AIM: Please print every record below exactly as it appears.
----------
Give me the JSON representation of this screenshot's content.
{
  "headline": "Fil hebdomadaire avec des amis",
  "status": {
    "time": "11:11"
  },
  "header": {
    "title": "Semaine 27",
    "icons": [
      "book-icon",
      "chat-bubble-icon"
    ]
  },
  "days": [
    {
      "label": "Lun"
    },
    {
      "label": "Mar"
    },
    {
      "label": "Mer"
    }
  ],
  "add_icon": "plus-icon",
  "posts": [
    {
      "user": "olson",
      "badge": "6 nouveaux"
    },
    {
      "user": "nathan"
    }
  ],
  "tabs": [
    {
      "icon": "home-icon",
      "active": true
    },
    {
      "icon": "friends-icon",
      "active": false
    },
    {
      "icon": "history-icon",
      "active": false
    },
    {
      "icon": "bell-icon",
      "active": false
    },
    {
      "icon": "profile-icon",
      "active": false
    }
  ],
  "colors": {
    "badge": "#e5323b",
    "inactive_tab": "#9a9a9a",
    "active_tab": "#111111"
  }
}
----------
SOLUTION TO THE PROBLEM:
Give me the JSON representation of this screenshot's content.
{
  "headline": "Fil hebdomadaire avec des amis",
  "status": {
    "time": "11:11"
  },
  "header": {
    "title": "Semaine 27",
    "icons": [
      "book-icon",
      "chat-bubble-icon"
    ]
  },
  "days": [
    {
      "label": "Lun"
    },
    {
      "label": "Mar"
    },
    {
      "label": "Mer"
    }
  ],
  "add_icon": "plus-icon",
  "posts": [
    {
      "user": "olson",
      "badge": "6 nouveaux"
    },
    {
      "user": "nathan"
    }
  ],
  "tabs": [
    {
      "icon": "home-icon",
      "active": true
    },
    {
      "icon": "friends-icon",
      "active": false
    },
    {
      "icon": "history-icon",
      "active": false
    },
    {
      "icon": "bell-icon",
      "active": false
    },
    {
      "icon": "profile-icon",
      "active": false
    }
  ],
  "colors": {
    "badge": "#e5323b",
    "inactive_tab": "#9a9a9a",
    "active_tab": "#111111"
  }
}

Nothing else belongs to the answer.